** START OF Information shown **

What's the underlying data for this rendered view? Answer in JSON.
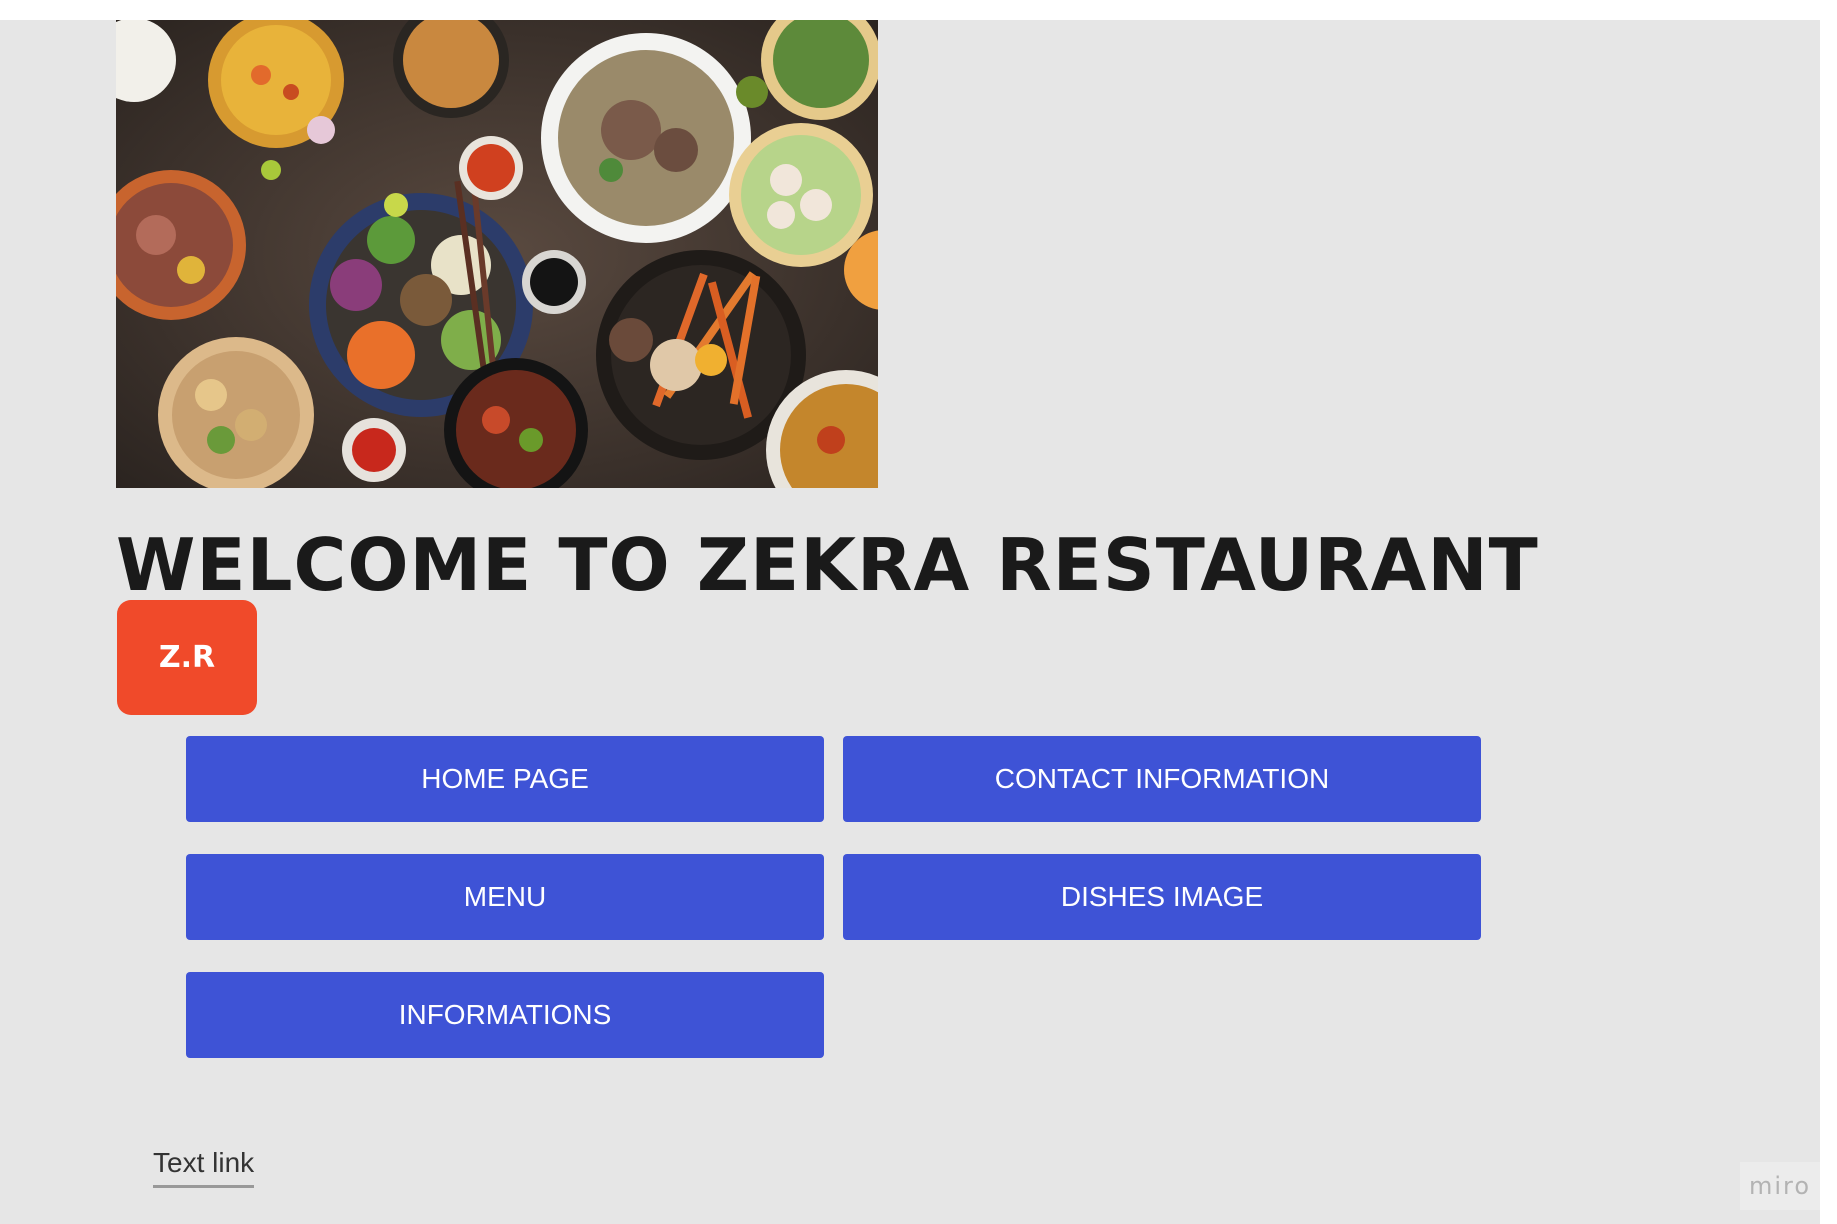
{
  "hero": {
    "image_alt": "Assorted Asian dishes on a dark table"
  },
  "header": {
    "title": "WELCOME TO ZEKRA RESTAURANT"
  },
  "logo": {
    "text": "Z.R",
    "color": "#f04a2a"
  },
  "nav": {
    "button_color": "#3e53d6",
    "home_label": "HOME PAGE",
    "contact_label": "CONTACT INFORMATION",
    "menu_label": "MENU",
    "dishes_label": "DISHES IMAGE",
    "info_label": "INFORMATIONS"
  },
  "footer": {
    "link_text": "Text link"
  },
  "watermark": {
    "text": "miro"
  }
}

** END OF Information shown **

**Stated task:**
Reproduce each line exactly as it appears, omitting the pictures.

**The result:**
What's the underlying data for this rendered view? Answer in JSON.
{
  "hero": {
    "image_alt": "Assorted Asian dishes on a dark table"
  },
  "header": {
    "title": "WELCOME TO ZEKRA RESTAURANT"
  },
  "logo": {
    "text": "Z.R",
    "color": "#f04a2a"
  },
  "nav": {
    "button_color": "#3e53d6",
    "home_label": "HOME PAGE",
    "contact_label": "CONTACT INFORMATION",
    "menu_label": "MENU",
    "dishes_label": "DISHES IMAGE",
    "info_label": "INFORMATIONS"
  },
  "footer": {
    "link_text": "Text link"
  },
  "watermark": {
    "text": "miro"
  }
}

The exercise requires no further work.